* _WHAT THIS TASK INVOLVES_: Each record that follows should be repeated exactly, minus any images.

* _RECORDS_:
- - - -

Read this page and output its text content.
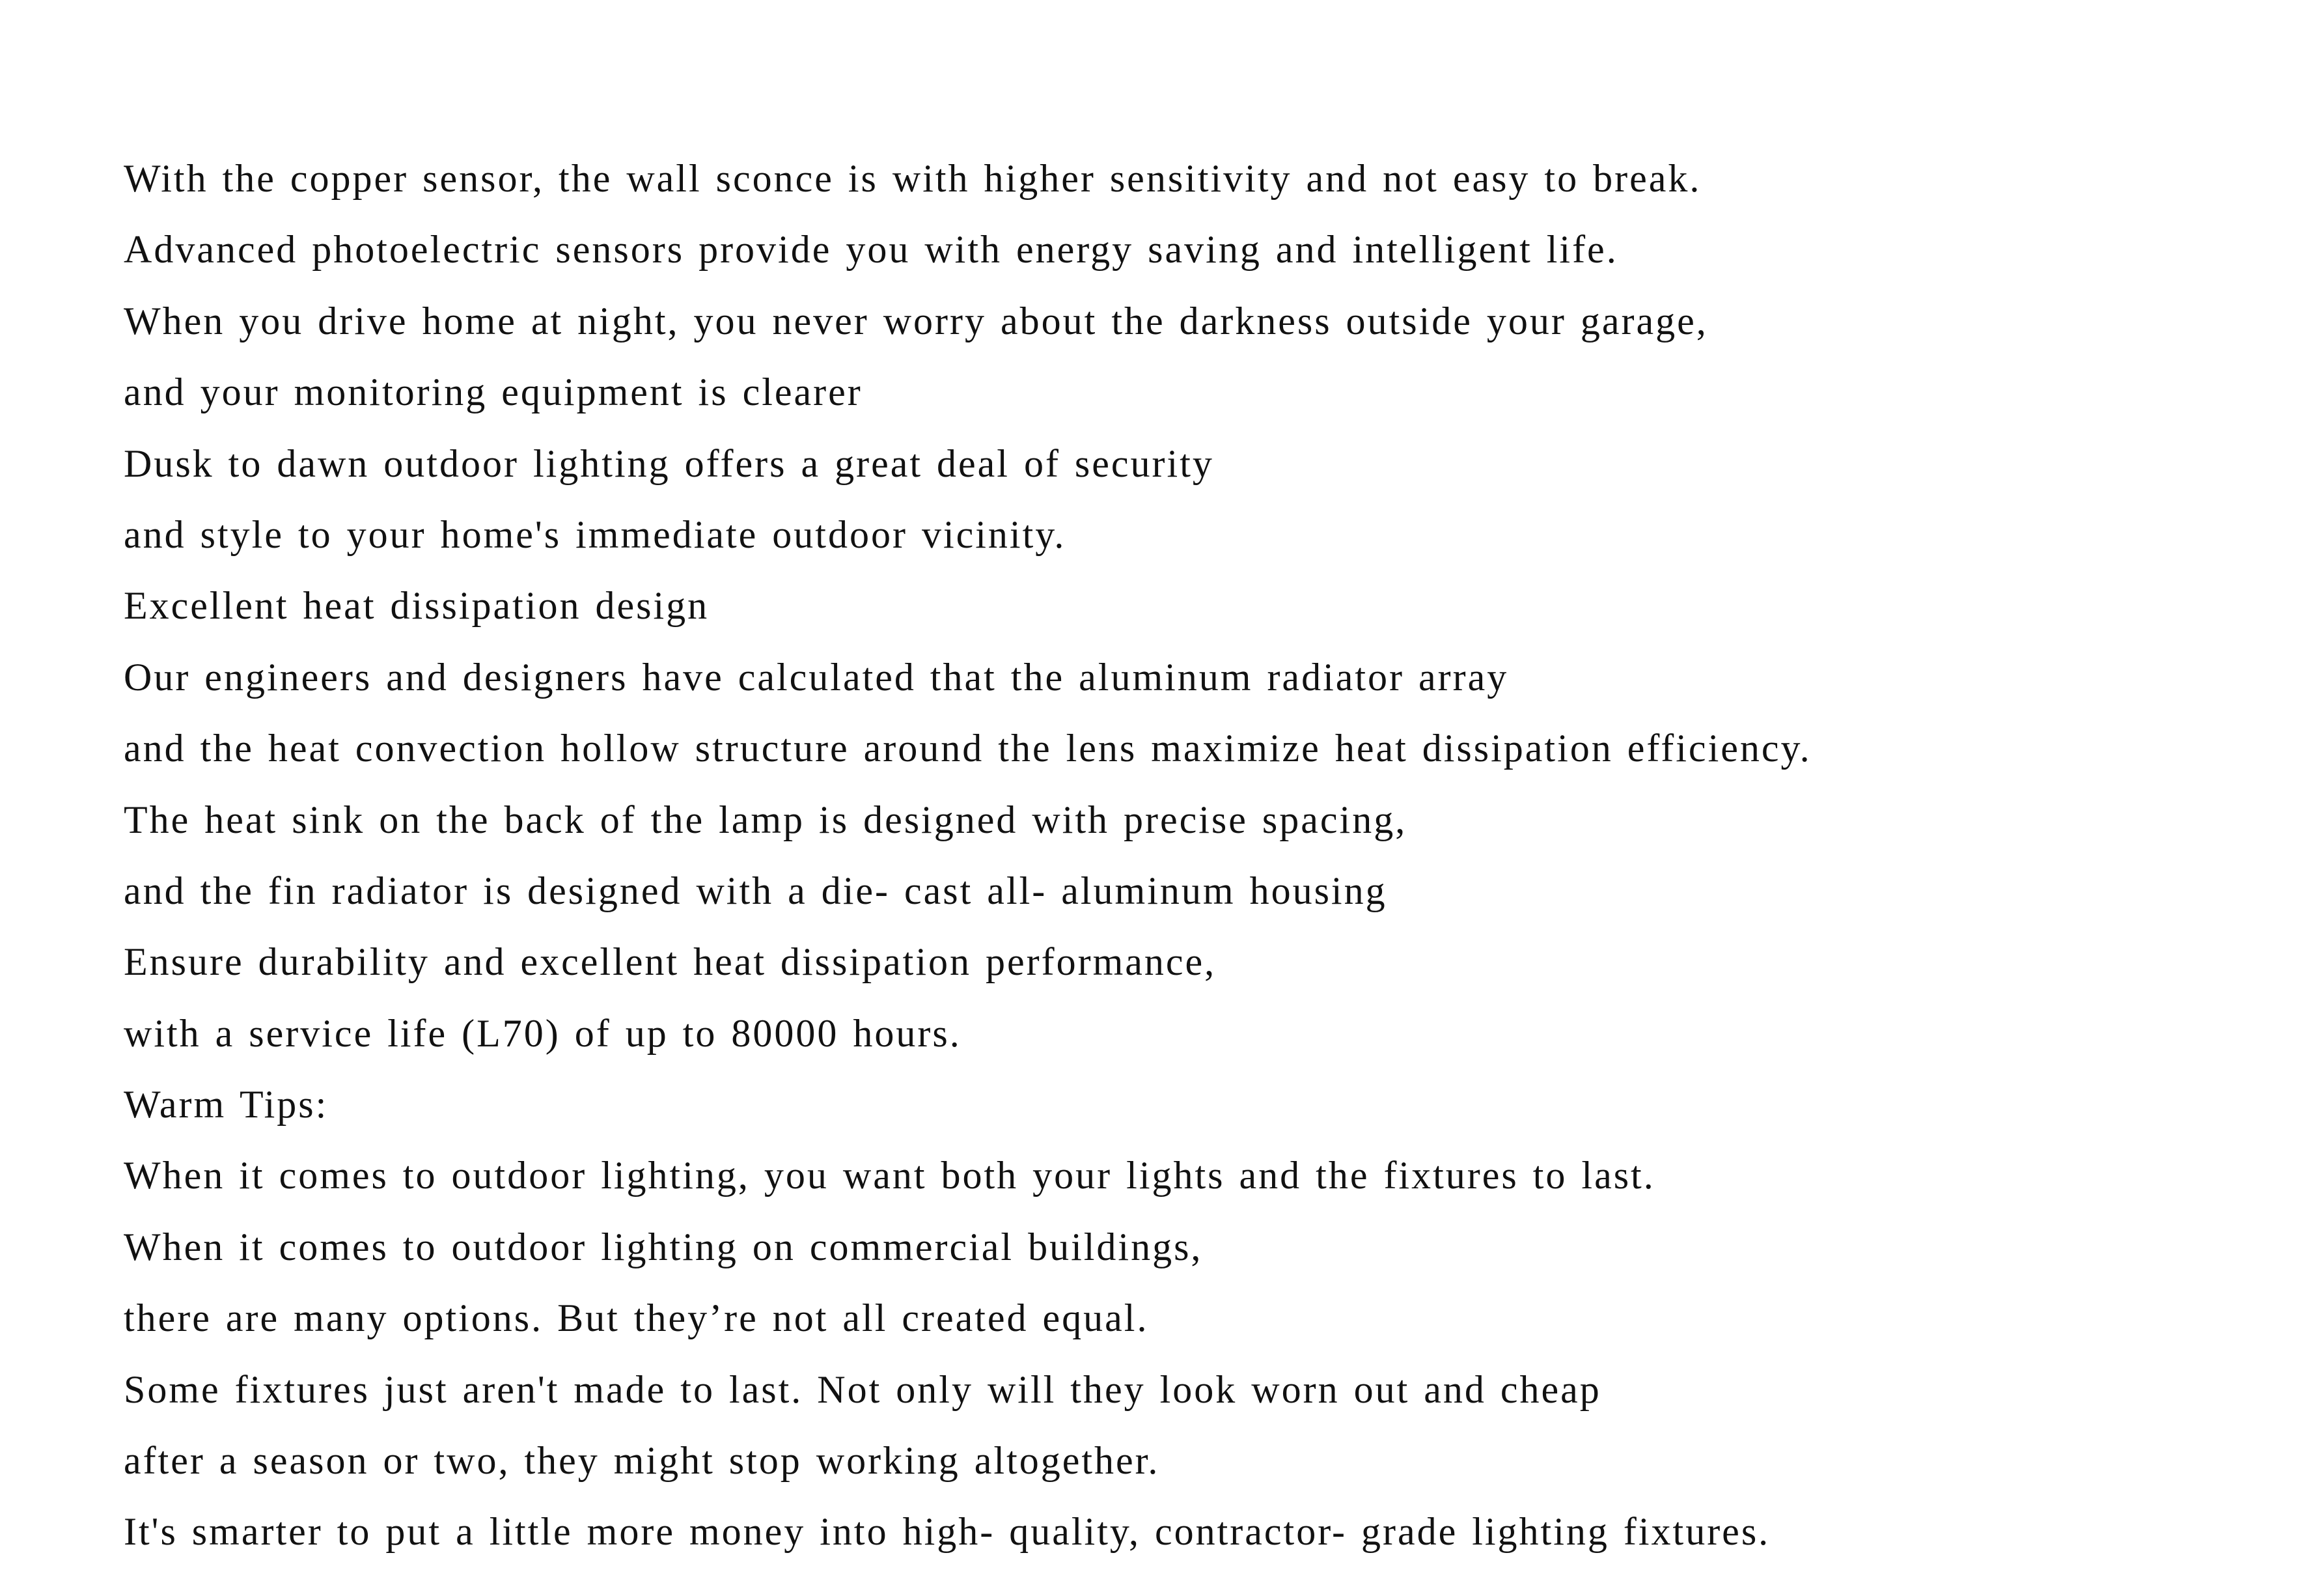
With the copper sensor, the wall sconce is with higher sensitivity and not easy to break.
Advanced photoelectric sensors provide you with energy saving and intelligent life.
When you drive home at night, you never worry about the darkness outside your garage,
and your monitoring equipment is clearer
Dusk to dawn outdoor lighting offers a great deal of security
and style to your home's immediate outdoor vicinity.
Excellent heat dissipation design
Our engineers and designers have calculated that the aluminum radiator array
and the heat convection hollow structure around the lens maximize heat dissipation efficiency.
The heat sink on the back of the lamp is designed with precise spacing,
and the fin radiator is designed with a die- cast all- aluminum housing
Ensure durability and excellent heat dissipation performance,
with a service life (L70) of up to 80000 hours.
Warm Tips:
When it comes to outdoor lighting, you want both your lights and the fixtures to last.
When it comes to outdoor lighting on commercial buildings,
there are many options. But they’re not all created equal.
Some fixtures just aren't made to last. Not only will they look worn out and cheap
after a season or two, they might stop working altogether.
It's smarter to put a little more money into high- quality, contractor- grade lighting fixtures.
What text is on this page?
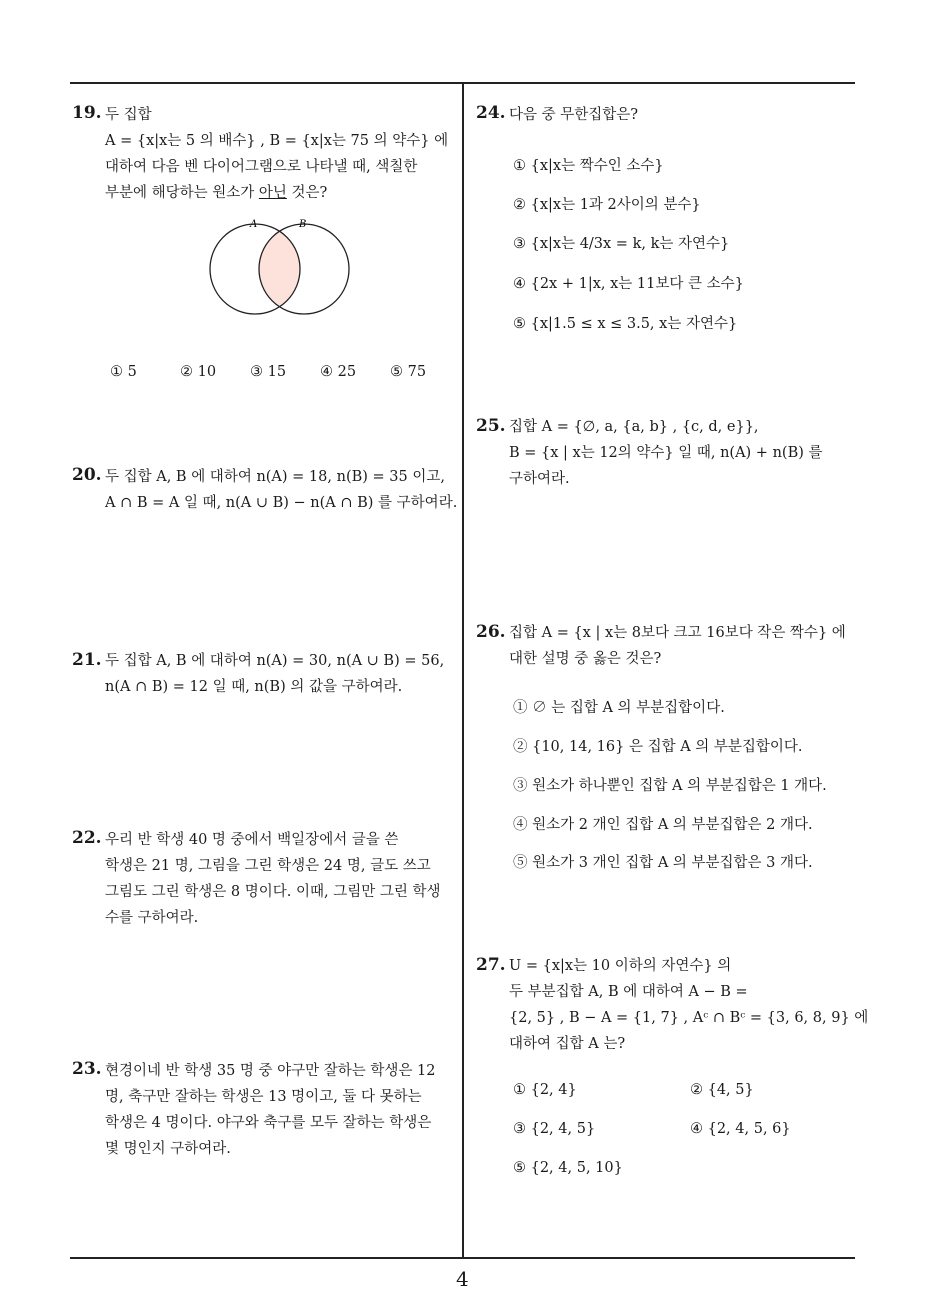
19. 두 집합
A = {x|x는 5 의 배수} , B = {x|x는 75 의 약수} 에
대하여 다음 벤 다이어그램으로 나타낼 때, 색칠한
부분에 해당하는 원소가 아닌 것은?
A	B
① 5	② 10 ③ 15 ④ 25 ⑤ 75
20. 두 집합 A, B 에 대하여 n(A) = 18, n(B) = 35 이고,
A ∩ B = A 일 때, n(A ∪ B) − n(A ∩ B) 를 구하여라.
21. 두 집합 A, B 에 대하여 n(A) = 30, n(A ∪ B) = 56,
n(A ∩ B) = 12 일 때, n(B) 의 값을 구하여라.
22. 우리 반 학생 40 명 중에서 백일장에서 글을 쓴
학생은 21 명, 그림을 그린 학생은 24 명, 글도 쓰고
그림도 그린 학생은 8 명이다. 이때, 그림만 그린 학생
수를 구하여라.
23. 현경이네 반 학생 35 명 중 야구만 잘하는 학생은 12
명, 축구만 잘하는 학생은 13 명이고, 둘 다 못하는
학생은 4 명이다. 야구와 축구를 모두 잘하는 학생은
몇 명인지 구하여라.
24. 다음 중 무한집합은?
① {x|x는 짝수인 소수}
② {x|x는 1과 2사이의 분수}
③ {x|x는 4/3x = k, k는 자연수}
④ {2x + 1|x, x는 11보다 큰 소수}
⑤ {x|1.5 ≤ x ≤ 3.5, x는 자연수}
25. 집합 A = {∅, a, {a, b} , {c, d, e}},
B = {x | x는 12의 약수} 일 때, n(A) + n(B) 를
구하여라.
26. 집합 A = {x | x는 8보다 크고 16보다 작은 짝수} 에
대한 설명 중 옳은 것은?
① ∅ 는 집합 A 의 부분집합이다.
② {10, 14, 16} 은 집합 A 의 부분집합이다.
③ 원소가 하나뿐인 집합 A 의 부분집합은 1 개다.
④ 원소가 2 개인 집합 A 의 부분집합은 2 개다.
⑤ 원소가 3 개인 집합 A 의 부분집합은 3 개다.
27. U = {x|x는 10 이하의 자연수} 의
두 부분집합 A, B 에 대하여 A − B =
{2, 5} , B − A = {1, 7} , Aᶜ ∩ Bᶜ = {3, 6, 8, 9} 에
대하여 집합 A 는?
① {2, 4}	② {4, 5}
③ {2, 4, 5}	④ {2, 4, 5, 6}
⑤ {2, 4, 5, 10}
4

- - - -

* _RESULT FOR THIS TASK_:
Read this page and output its text content.
With the copper sensor, the wall sconce is with higher sensitivity and not easy to break.
Advanced photoelectric sensors provide you with energy saving and intelligent life.
When you drive home at night, you never worry about the darkness outside your garage,
and your monitoring equipment is clearer
Dusk to dawn outdoor lighting offers a great deal of security
and style to your home's immediate outdoor vicinity.
Excellent heat dissipation design
Our engineers and designers have calculated that the aluminum radiator array
and the heat convection hollow structure around the lens maximize heat dissipation efficiency.
The heat sink on the back of the lamp is designed with precise spacing,
and the fin radiator is designed with a die- cast all- aluminum housing
Ensure durability and excellent heat dissipation performance,
with a service life (L70) of up to 80000 hours.
Warm Tips:
When it comes to outdoor lighting, you want both your lights and the fixtures to last.
When it comes to outdoor lighting on commercial buildings,
there are many options. But they’re not all created equal.
Some fixtures just aren't made to last. Not only will they look worn out and cheap
after a season or two, they might stop working altogether.
It's smarter to put a little more money into high- quality, contractor- grade lighting fixtures.
What text is on this page?
19. 두 집합
A = {x|x는 5 의 배수} , B = {x|x는 75 의 약수} 에
대하여 다음 벤 다이어그램으로 나타낼 때, 색칠한
부분에 해당하는 원소가 아닌 것은?
A	B
① 5	② 10 ③ 15 ④ 25 ⑤ 75
20. 두 집합 A, B 에 대하여 n(A) = 18, n(B) = 35 이고,
A ∩ B = A 일 때, n(A ∪ B) − n(A ∩ B) 를 구하여라.
21. 두 집합 A, B 에 대하여 n(A) = 30, n(A ∪ B) = 56,
n(A ∩ B) = 12 일 때, n(B) 의 값을 구하여라.
22. 우리 반 학생 40 명 중에서 백일장에서 글을 쓴
학생은 21 명, 그림을 그린 학생은 24 명, 글도 쓰고
그림도 그린 학생은 8 명이다. 이때, 그림만 그린 학생
수를 구하여라.
23. 현경이네 반 학생 35 명 중 야구만 잘하는 학생은 12
명, 축구만 잘하는 학생은 13 명이고, 둘 다 못하는
학생은 4 명이다. 야구와 축구를 모두 잘하는 학생은
몇 명인지 구하여라.
24. 다음 중 무한집합은?
① {x|x는 짝수인 소수}
② {x|x는 1과 2사이의 분수}
③ {x|x는 4/3x = k, k는 자연수}
④ {2x + 1|x, x는 11보다 큰 소수}
⑤ {x|1.5 ≤ x ≤ 3.5, x는 자연수}
25. 집합 A = {∅, a, {a, b} , {c, d, e}},
B = {x | x는 12의 약수} 일 때, n(A) + n(B) 를
구하여라.
26. 집합 A = {x | x는 8보다 크고 16보다 작은 짝수} 에
대한 설명 중 옳은 것은?
① ∅ 는 집합 A 의 부분집합이다.
② {10, 14, 16} 은 집합 A 의 부분집합이다.
③ 원소가 하나뿐인 집합 A 의 부분집합은 1 개다.
④ 원소가 2 개인 집합 A 의 부분집합은 2 개다.
⑤ 원소가 3 개인 집합 A 의 부분집합은 3 개다.
27. U = {x|x는 10 이하의 자연수} 의
두 부분집합 A, B 에 대하여 A − B =
{2, 5} , B − A = {1, 7} , Aᶜ ∩ Bᶜ = {3, 6, 8, 9} 에
대하여 집합 A 는?
① {2, 4}	② {4, 5}
③ {2, 4, 5}	④ {2, 4, 5, 6}
⑤ {2, 4, 5, 10}
4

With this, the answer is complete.